Collect all lines below with the string "นาคม".

[Dataset rows]
###

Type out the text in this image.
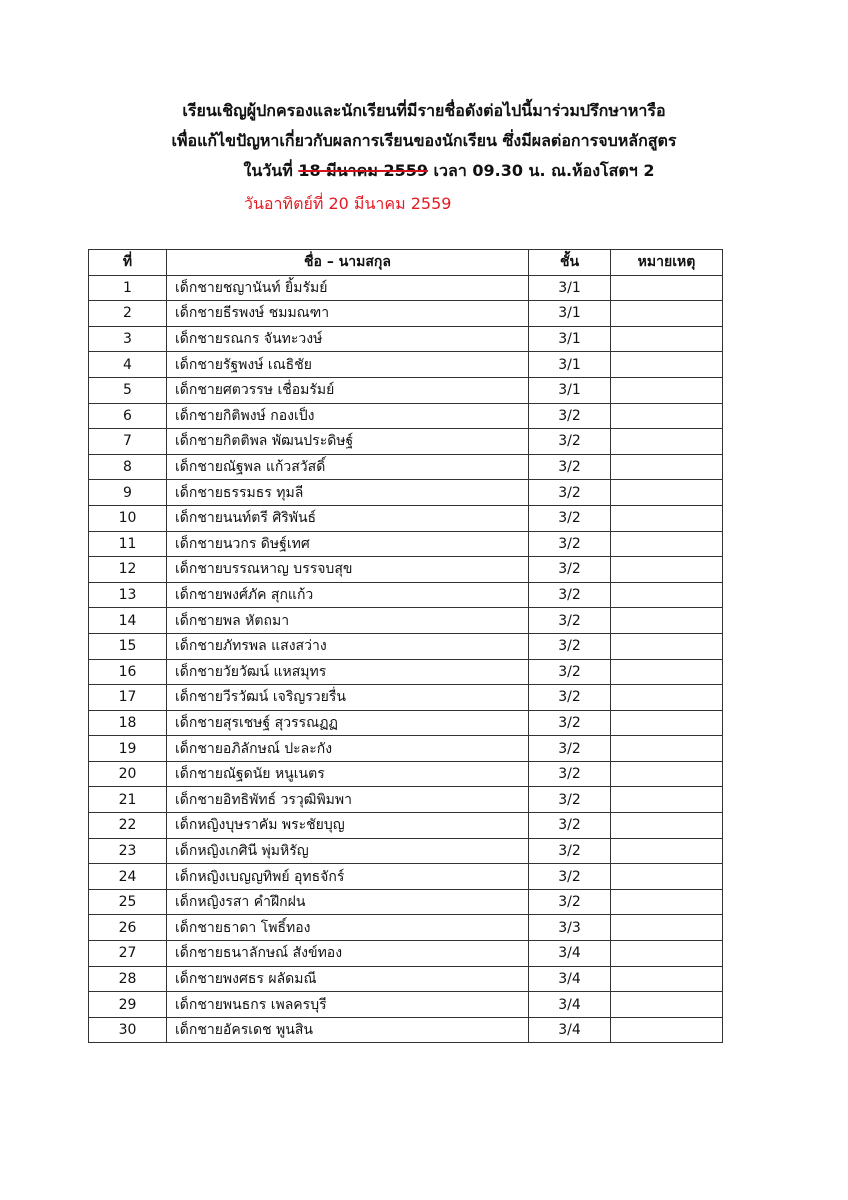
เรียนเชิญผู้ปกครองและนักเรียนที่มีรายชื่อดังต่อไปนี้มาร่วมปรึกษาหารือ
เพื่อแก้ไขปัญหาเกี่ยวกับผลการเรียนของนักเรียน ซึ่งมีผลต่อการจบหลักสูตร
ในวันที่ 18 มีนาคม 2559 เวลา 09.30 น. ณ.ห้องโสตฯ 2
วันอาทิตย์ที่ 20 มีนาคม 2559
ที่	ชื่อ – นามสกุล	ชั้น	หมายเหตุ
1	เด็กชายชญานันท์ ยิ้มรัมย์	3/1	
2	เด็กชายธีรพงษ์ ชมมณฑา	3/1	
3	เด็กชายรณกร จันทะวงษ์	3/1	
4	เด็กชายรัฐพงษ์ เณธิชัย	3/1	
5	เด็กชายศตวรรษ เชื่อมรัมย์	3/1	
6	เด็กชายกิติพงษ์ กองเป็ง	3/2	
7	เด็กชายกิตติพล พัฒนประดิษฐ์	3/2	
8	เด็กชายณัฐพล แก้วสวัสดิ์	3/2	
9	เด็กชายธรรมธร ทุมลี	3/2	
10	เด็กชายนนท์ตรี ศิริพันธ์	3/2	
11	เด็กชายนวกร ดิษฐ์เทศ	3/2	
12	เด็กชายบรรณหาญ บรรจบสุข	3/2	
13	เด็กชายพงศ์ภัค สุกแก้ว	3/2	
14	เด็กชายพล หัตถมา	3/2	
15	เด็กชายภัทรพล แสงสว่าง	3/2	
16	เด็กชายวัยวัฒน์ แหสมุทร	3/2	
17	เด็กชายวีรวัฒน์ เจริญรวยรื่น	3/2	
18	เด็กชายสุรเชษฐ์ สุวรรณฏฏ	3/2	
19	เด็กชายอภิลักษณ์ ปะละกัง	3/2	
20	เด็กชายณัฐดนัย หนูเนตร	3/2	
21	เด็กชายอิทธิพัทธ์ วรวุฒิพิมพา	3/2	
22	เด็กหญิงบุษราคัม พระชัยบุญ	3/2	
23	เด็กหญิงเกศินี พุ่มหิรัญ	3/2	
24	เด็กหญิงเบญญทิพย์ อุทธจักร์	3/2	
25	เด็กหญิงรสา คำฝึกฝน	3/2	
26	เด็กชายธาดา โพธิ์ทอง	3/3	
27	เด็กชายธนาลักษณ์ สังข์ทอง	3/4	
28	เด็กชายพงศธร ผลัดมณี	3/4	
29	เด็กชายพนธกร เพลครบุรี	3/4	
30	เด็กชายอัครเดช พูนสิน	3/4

###

# [Task solution]
ในวันที่ 18 มีนาคม 2559 เวลา 09.30 น. ณ.ห้องโสตฯ 2
วันอาทิตย์ที่ 20 มีนาคม 2559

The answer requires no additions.